Collected data:
+ + +

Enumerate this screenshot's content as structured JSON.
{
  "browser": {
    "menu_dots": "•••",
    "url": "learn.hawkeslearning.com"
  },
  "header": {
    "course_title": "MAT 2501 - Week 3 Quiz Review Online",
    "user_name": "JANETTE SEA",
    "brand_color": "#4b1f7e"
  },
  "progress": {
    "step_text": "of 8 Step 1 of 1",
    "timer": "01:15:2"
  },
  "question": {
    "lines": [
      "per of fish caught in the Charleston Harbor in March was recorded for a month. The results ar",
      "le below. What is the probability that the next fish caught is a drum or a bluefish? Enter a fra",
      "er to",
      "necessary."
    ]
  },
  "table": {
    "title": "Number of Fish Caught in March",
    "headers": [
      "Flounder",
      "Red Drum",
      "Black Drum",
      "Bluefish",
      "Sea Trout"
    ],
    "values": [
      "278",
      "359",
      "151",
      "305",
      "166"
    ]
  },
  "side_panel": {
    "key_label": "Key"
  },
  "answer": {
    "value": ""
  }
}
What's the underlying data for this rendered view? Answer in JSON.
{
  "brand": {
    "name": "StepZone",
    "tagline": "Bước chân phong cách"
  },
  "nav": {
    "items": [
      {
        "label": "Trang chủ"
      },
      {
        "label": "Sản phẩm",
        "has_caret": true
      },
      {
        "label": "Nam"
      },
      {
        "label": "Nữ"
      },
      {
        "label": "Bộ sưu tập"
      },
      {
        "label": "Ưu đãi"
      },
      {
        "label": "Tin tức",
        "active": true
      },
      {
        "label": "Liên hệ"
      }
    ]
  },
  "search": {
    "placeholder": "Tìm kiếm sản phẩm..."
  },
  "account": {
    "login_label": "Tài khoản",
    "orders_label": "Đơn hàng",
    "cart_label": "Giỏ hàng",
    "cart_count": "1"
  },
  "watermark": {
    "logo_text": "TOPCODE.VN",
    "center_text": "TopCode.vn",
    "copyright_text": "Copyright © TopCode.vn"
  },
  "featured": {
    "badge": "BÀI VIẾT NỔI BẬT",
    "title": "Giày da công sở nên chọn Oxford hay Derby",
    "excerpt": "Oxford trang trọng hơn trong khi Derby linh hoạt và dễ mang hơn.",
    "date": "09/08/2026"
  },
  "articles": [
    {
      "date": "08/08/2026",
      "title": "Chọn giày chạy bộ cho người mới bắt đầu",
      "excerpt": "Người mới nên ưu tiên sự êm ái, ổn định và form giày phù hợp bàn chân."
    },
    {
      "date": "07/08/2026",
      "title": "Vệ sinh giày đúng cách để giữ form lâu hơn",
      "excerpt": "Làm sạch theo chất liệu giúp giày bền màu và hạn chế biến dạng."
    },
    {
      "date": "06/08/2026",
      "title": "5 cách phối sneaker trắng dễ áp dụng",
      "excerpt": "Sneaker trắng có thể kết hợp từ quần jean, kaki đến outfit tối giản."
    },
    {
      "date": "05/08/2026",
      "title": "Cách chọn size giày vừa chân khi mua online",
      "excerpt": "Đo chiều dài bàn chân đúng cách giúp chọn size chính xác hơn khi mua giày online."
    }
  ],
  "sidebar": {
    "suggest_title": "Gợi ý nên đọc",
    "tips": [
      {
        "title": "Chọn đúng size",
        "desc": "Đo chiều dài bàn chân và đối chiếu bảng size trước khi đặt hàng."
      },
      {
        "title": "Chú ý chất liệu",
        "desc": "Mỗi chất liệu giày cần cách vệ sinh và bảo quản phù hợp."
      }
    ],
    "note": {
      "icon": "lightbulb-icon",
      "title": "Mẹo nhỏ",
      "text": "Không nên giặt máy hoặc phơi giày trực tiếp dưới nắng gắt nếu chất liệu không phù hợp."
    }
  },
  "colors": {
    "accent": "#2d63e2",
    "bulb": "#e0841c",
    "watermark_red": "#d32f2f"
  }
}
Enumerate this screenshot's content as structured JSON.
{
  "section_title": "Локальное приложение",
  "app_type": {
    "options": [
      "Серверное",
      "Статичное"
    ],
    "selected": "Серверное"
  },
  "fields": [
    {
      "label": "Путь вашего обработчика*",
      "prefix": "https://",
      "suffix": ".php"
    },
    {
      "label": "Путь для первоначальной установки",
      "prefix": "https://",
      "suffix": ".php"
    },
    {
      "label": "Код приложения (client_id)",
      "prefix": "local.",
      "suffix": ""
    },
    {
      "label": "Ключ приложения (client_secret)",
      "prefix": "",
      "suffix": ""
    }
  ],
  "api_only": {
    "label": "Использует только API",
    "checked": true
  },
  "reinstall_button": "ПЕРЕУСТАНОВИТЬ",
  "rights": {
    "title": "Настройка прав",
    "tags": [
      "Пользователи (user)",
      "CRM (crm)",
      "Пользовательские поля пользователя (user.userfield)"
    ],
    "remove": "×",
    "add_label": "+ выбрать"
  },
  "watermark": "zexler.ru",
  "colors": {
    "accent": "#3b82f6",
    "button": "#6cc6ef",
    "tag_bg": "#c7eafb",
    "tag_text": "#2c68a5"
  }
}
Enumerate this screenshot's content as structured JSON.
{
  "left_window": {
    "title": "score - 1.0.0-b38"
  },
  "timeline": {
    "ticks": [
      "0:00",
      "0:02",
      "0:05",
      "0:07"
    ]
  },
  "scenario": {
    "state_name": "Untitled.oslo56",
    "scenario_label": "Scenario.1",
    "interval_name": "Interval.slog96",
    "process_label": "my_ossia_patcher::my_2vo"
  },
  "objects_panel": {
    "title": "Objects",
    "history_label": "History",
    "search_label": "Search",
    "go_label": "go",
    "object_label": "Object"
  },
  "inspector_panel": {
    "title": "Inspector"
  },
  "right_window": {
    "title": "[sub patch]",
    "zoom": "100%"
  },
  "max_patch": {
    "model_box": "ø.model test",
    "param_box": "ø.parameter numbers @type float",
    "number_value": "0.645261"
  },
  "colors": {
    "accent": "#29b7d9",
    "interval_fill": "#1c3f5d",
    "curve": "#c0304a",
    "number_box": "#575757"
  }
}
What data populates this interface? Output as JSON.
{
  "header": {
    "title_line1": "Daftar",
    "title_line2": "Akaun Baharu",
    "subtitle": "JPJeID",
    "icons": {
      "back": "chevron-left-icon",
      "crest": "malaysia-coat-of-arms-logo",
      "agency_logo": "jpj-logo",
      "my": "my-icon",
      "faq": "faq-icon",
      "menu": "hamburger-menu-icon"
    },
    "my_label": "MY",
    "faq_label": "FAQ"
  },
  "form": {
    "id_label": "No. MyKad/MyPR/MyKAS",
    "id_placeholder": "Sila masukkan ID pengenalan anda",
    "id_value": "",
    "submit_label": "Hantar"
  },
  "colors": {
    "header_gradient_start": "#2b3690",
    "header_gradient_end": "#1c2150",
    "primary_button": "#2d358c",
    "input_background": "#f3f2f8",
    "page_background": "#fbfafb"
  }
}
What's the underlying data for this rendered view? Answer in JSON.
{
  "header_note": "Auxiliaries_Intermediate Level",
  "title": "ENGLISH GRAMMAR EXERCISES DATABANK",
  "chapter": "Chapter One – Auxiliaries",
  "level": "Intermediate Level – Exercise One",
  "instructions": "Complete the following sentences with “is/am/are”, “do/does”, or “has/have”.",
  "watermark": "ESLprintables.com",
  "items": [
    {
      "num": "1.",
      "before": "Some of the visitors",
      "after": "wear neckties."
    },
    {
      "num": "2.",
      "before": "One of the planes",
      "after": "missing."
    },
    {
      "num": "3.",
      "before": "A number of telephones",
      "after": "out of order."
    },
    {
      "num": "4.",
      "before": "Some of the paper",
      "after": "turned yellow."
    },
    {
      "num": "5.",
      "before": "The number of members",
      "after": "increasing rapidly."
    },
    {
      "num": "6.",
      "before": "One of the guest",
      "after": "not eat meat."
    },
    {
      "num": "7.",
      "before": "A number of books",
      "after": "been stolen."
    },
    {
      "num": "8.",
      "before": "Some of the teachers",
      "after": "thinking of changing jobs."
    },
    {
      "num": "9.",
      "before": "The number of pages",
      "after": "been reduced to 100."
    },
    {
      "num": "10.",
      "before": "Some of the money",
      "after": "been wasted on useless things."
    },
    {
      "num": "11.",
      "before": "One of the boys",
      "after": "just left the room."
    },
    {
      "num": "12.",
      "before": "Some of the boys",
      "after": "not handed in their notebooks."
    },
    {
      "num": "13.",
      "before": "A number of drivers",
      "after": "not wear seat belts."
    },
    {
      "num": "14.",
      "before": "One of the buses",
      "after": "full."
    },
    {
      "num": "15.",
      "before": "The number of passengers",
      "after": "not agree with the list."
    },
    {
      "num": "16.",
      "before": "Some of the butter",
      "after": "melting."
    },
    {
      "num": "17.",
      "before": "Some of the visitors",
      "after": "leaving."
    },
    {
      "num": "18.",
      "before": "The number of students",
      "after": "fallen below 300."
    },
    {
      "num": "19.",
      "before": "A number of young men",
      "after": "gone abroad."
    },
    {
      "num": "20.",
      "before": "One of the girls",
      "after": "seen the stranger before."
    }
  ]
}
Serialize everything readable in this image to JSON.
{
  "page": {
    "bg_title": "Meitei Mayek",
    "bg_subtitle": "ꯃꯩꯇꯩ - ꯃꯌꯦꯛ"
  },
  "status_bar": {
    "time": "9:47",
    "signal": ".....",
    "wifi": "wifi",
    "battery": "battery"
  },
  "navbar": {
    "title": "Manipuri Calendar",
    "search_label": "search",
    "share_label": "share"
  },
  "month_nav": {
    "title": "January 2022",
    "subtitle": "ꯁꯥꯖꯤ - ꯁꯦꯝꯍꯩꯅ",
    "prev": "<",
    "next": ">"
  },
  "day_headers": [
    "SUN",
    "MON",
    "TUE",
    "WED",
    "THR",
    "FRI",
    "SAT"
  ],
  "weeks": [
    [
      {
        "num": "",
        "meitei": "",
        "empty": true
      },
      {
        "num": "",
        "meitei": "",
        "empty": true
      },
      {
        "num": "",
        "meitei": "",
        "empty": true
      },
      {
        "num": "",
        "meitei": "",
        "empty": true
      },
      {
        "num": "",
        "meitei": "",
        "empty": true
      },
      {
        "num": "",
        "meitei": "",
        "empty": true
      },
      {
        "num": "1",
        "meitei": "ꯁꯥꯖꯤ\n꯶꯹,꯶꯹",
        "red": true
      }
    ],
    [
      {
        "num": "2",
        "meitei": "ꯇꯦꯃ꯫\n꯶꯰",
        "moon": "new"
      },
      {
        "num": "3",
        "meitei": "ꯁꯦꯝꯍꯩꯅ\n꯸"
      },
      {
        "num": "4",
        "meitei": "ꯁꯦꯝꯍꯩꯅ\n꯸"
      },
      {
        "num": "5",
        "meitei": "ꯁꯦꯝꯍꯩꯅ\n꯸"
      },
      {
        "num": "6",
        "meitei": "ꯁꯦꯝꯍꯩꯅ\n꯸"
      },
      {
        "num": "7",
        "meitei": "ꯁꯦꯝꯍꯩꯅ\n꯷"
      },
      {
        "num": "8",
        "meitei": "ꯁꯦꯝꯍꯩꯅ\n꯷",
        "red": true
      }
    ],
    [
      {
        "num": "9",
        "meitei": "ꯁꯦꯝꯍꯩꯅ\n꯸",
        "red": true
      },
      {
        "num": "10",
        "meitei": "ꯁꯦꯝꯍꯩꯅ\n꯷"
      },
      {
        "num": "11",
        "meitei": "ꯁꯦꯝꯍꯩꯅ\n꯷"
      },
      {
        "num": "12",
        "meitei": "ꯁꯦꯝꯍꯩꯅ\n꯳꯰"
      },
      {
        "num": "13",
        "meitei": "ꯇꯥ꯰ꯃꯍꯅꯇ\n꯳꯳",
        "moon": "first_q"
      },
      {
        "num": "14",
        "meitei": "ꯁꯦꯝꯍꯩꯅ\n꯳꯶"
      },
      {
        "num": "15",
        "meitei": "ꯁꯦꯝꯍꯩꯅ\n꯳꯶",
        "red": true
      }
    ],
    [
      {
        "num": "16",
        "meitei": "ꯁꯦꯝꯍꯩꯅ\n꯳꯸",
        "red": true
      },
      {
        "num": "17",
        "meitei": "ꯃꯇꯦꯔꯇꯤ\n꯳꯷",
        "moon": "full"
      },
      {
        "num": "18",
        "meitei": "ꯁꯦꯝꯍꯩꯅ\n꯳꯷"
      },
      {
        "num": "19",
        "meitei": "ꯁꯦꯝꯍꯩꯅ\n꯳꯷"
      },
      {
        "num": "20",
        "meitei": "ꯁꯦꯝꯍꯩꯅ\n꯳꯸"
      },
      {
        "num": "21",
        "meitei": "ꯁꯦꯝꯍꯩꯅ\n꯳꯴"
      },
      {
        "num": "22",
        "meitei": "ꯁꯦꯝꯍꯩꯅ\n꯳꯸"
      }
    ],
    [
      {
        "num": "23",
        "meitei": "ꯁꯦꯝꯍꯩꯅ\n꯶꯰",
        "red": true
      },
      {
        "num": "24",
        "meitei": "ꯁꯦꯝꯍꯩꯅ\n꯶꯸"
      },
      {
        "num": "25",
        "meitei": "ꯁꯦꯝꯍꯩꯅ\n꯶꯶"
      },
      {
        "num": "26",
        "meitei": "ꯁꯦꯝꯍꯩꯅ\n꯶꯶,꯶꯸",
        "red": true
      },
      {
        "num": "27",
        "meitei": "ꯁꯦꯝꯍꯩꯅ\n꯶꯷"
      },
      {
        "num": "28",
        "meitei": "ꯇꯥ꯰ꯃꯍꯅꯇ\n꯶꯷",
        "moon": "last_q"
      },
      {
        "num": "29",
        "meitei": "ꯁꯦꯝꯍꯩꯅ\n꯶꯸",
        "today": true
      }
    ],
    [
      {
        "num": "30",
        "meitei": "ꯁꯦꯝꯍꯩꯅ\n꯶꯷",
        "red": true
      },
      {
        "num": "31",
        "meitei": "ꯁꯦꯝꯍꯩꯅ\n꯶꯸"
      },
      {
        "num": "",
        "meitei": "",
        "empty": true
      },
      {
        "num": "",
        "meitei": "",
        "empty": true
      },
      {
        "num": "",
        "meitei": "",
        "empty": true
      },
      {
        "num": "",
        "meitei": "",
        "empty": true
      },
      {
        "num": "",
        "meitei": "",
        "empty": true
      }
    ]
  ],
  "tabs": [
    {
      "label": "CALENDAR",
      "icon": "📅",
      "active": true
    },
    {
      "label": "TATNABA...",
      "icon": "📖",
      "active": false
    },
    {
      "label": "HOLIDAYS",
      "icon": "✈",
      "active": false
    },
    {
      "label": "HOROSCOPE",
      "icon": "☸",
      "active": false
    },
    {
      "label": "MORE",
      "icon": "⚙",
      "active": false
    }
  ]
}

+ + +

> **To do**
Looking at the entries above, say how many lines contain the word "sinh". Only the number is wanted.

> **Output below**
2